#### Entradas proporcionadas ####

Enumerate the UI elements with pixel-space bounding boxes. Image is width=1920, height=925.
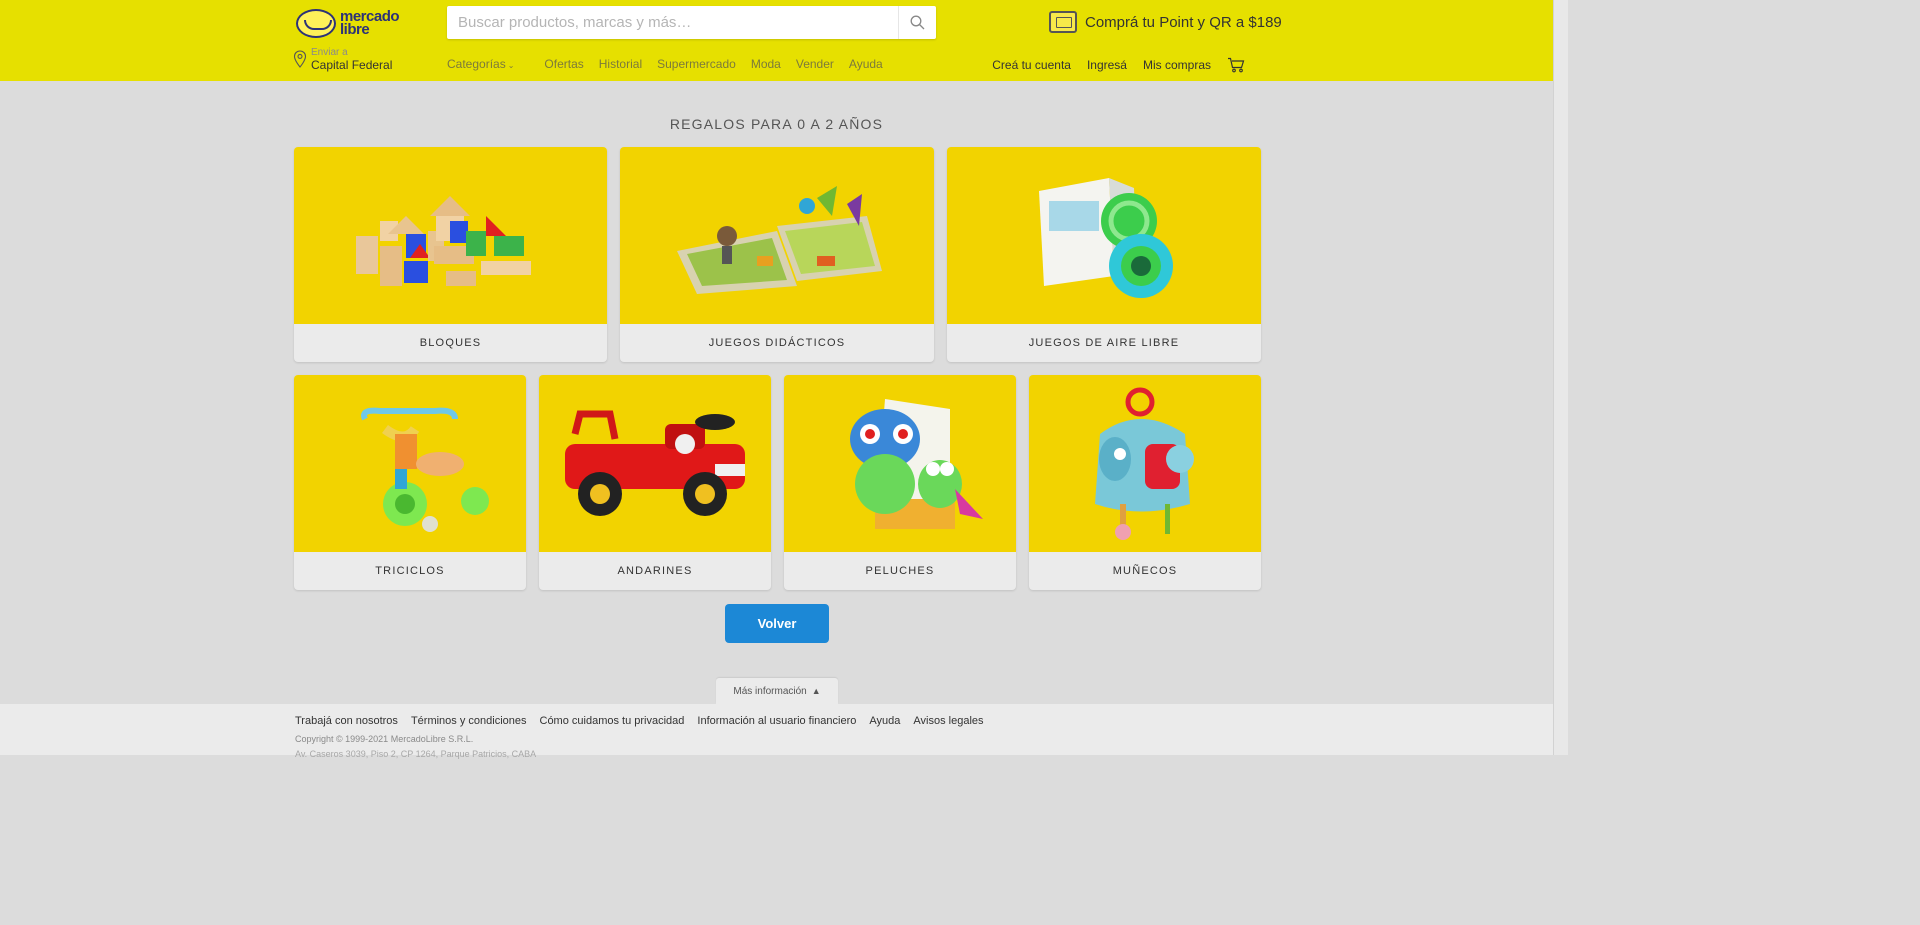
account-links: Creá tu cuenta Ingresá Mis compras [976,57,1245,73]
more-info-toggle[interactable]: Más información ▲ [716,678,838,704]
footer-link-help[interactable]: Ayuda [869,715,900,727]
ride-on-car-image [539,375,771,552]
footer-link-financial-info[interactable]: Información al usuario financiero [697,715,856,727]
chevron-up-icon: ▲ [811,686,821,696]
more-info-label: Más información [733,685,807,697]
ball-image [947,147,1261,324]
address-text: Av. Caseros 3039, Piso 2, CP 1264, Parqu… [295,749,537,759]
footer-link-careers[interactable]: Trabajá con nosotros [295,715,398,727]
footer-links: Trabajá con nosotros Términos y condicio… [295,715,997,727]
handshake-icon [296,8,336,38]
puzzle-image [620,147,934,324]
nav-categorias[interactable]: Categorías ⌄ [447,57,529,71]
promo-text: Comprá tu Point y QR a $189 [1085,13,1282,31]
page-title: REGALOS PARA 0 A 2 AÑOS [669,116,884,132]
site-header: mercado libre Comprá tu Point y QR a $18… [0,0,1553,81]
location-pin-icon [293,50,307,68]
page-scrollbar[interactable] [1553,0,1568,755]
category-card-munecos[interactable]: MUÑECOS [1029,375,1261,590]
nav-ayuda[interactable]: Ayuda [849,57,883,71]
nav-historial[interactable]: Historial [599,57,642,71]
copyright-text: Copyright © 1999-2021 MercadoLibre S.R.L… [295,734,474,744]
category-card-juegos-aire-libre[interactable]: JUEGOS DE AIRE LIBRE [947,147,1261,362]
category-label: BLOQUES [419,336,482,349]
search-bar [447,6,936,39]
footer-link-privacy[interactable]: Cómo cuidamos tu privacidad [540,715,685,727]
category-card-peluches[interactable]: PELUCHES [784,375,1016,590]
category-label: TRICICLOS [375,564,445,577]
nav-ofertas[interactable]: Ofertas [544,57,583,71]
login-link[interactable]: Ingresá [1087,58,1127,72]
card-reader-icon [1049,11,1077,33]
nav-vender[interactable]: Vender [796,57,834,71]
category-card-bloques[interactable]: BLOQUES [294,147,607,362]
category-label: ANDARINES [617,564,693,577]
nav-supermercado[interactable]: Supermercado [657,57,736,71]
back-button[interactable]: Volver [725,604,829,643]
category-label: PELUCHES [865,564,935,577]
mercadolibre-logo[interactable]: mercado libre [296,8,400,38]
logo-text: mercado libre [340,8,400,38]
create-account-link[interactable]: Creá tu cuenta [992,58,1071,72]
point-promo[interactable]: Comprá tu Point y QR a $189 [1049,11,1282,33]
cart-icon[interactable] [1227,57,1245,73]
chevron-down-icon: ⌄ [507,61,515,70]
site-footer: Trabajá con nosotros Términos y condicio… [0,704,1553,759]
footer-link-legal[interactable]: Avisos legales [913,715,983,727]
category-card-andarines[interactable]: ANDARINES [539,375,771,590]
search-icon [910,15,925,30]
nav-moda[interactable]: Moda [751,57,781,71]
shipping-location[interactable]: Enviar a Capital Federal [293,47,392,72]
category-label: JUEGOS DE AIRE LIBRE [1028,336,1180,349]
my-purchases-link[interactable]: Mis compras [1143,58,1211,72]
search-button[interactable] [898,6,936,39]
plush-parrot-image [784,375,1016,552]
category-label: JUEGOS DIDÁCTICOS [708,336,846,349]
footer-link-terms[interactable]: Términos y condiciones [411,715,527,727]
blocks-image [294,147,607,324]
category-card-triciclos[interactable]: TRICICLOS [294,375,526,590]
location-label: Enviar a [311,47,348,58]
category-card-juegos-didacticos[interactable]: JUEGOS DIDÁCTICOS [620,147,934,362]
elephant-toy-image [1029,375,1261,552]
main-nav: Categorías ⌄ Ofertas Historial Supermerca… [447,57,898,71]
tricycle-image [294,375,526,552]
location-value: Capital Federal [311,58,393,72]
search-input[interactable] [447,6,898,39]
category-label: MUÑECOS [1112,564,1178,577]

####

¿Puedes extraer de los registros, sin cambio alguno, el tramo que va desde la línea que contiene "account-links: Creá tu" hasta la que contiene "address-text: Av. Caseros", ambas incluidas?

:: Respuesta del ejercicio ::
account-links: Creá tu cuenta Ingresá Mis compras [976,57,1245,73]
more-info-toggle[interactable]: Más información ▲ [716,678,838,704]
footer-link-help[interactable]: Ayuda [869,715,900,727]
ride-on-car-image [539,375,771,552]
footer-link-financial-info[interactable]: Información al usuario financiero [697,715,856,727]
chevron-up-icon: ▲ [811,686,821,696]
more-info-label: Más información [733,685,807,697]
ball-image [947,147,1261,324]
address-text: Av. Caseros 3039, Piso 2, CP 1264, Parqu… [295,749,537,759]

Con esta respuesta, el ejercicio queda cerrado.